- [BRIEF] Copy out each line of the listing that has the word "JSON" in it.

[Start of EXERCISE INPUTS]

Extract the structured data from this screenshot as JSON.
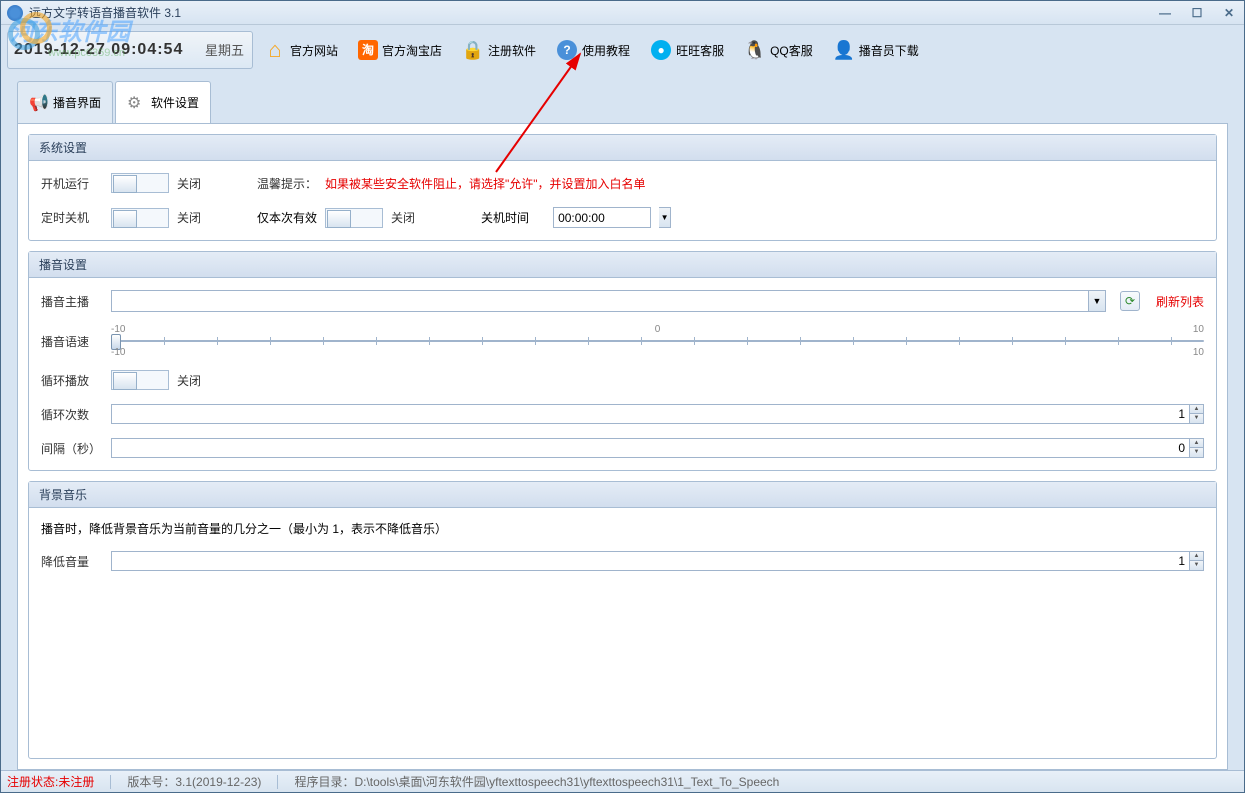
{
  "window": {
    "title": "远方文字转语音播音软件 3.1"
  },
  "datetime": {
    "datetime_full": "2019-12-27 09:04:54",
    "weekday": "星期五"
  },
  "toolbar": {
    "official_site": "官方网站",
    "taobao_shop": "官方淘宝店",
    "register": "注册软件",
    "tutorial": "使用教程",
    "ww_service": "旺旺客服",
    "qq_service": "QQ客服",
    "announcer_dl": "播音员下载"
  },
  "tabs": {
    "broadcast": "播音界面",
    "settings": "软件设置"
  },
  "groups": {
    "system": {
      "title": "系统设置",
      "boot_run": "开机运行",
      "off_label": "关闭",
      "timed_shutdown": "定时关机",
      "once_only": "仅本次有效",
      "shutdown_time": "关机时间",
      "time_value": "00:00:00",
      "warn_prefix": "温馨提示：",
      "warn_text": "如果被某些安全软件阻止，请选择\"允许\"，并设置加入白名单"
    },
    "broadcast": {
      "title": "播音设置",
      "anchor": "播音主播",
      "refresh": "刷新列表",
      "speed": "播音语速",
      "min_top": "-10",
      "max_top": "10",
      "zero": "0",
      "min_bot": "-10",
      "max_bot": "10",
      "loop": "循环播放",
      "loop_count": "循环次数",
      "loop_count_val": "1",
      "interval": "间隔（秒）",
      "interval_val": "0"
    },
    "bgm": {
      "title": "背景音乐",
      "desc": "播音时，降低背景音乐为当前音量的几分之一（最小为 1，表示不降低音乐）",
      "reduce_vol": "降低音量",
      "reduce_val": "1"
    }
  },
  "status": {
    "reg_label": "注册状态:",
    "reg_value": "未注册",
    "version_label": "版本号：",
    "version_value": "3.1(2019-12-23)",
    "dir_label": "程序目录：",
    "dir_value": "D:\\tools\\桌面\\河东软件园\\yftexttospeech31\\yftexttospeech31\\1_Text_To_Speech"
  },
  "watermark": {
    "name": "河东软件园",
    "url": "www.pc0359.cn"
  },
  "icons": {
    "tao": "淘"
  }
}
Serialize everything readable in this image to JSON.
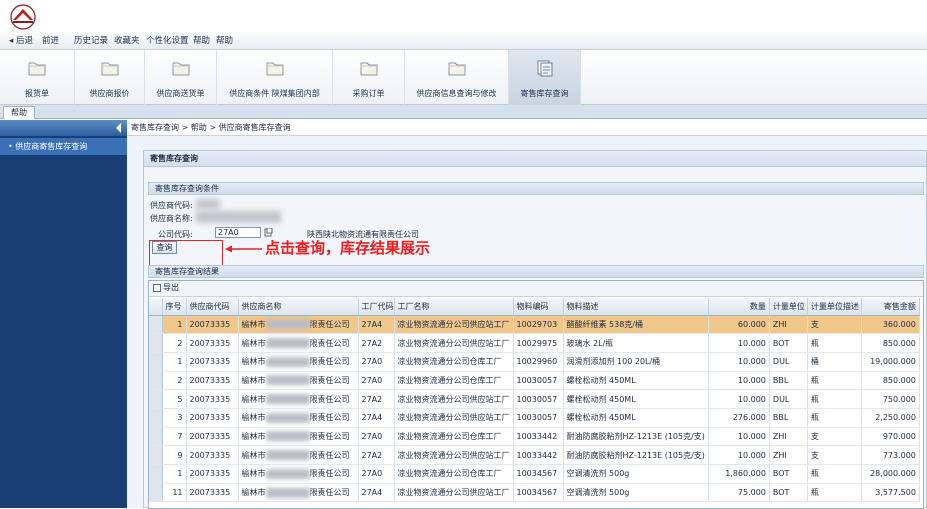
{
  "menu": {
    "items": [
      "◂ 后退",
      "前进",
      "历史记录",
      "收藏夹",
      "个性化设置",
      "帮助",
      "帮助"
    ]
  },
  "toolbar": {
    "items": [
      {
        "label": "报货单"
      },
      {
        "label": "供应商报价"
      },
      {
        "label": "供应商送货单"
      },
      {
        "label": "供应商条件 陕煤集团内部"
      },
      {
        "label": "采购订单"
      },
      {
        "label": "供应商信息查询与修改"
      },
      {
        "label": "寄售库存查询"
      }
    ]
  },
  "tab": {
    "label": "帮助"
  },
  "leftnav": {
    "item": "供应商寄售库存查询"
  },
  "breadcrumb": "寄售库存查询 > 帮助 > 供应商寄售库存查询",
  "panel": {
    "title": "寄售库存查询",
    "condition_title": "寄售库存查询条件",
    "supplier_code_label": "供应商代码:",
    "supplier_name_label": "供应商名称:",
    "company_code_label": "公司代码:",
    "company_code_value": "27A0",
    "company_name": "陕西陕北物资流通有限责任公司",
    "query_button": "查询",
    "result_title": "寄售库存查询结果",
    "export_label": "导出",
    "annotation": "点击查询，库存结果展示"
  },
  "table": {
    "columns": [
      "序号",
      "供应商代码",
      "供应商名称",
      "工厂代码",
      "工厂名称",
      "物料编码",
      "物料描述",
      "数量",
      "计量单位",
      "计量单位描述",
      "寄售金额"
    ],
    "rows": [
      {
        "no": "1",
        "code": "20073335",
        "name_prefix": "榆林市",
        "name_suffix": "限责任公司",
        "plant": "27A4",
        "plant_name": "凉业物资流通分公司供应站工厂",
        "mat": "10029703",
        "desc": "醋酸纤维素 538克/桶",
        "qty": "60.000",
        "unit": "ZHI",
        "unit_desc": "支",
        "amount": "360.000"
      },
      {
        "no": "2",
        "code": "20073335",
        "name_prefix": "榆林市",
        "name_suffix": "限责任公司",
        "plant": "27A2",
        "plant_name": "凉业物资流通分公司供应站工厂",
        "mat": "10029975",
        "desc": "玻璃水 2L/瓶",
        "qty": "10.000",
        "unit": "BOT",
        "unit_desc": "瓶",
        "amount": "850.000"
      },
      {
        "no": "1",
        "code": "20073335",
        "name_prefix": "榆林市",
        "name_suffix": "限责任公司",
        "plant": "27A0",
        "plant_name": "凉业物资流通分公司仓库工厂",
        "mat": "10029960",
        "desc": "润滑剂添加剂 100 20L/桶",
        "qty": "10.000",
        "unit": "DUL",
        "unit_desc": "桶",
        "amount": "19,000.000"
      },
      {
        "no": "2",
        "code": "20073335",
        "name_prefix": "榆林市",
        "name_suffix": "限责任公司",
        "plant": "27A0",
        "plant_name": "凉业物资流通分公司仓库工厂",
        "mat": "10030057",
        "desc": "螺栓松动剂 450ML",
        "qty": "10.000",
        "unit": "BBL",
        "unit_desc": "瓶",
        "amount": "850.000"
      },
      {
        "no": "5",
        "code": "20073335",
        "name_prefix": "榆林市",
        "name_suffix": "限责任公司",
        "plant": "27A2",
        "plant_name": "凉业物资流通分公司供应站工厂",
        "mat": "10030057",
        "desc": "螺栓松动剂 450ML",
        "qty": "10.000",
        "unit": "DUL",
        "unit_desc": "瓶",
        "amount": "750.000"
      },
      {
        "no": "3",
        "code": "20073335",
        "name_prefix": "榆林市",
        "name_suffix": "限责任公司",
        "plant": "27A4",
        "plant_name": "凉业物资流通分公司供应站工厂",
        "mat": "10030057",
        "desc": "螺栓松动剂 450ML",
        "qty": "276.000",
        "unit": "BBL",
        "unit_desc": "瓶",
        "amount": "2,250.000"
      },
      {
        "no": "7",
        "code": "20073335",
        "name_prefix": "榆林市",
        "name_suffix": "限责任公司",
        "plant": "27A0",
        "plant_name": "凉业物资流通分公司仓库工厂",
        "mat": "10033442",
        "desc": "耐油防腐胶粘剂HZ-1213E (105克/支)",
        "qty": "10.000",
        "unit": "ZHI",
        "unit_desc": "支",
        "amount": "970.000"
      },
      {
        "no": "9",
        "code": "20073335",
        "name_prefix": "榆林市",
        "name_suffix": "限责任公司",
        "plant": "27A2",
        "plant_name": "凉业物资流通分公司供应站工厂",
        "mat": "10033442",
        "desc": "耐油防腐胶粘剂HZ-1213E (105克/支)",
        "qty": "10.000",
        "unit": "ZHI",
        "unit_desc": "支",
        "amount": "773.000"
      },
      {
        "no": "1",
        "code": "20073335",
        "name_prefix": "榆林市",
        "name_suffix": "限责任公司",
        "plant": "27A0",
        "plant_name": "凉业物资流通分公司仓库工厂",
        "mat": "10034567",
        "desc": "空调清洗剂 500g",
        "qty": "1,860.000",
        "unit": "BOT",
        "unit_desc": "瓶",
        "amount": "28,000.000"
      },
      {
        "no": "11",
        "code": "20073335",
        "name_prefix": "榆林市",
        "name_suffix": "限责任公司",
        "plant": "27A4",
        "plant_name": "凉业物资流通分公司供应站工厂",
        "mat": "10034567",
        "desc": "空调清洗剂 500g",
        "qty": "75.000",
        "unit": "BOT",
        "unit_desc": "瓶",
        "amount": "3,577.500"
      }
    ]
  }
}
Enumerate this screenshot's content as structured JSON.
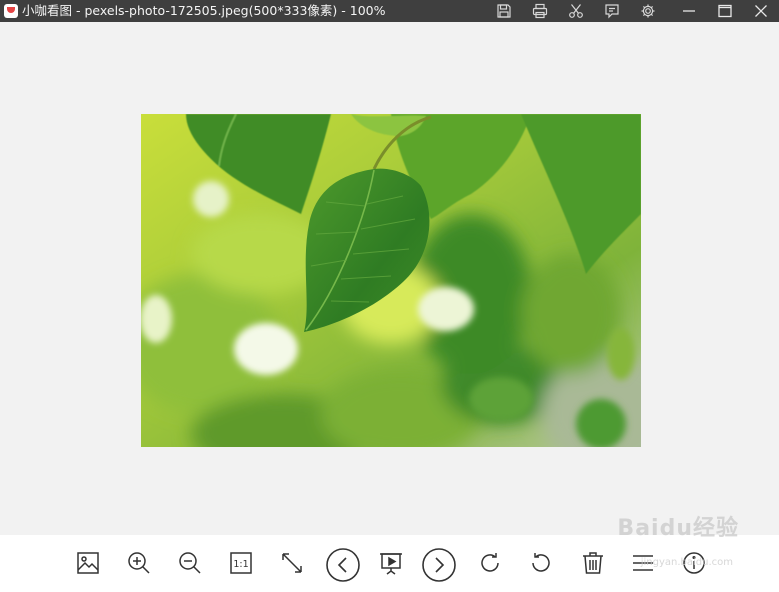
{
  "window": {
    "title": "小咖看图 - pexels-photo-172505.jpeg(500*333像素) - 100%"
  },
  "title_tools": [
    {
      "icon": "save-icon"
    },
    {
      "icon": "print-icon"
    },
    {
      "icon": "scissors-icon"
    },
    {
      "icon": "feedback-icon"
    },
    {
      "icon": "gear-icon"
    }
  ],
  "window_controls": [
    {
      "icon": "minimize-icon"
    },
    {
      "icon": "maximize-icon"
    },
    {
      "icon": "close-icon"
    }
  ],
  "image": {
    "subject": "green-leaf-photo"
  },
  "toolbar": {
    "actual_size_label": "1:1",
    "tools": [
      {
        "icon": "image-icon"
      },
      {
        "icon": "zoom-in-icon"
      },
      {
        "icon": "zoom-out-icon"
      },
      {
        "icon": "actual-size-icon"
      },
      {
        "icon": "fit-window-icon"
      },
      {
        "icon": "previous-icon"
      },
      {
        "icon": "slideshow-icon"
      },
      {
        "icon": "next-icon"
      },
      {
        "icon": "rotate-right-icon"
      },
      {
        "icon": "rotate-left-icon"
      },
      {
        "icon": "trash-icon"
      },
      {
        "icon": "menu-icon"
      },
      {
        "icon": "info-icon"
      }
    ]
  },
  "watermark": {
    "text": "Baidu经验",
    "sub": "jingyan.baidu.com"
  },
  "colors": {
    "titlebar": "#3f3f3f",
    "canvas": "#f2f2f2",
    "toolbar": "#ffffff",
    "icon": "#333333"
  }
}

[End of EXERCISE INPUTS]

- [EXERCISE RESPONSE]
Extract the structured data from this screenshot as JSON.
Serialize everything readable in this image to JSON.
Enumerate this screenshot's content as structured JSON.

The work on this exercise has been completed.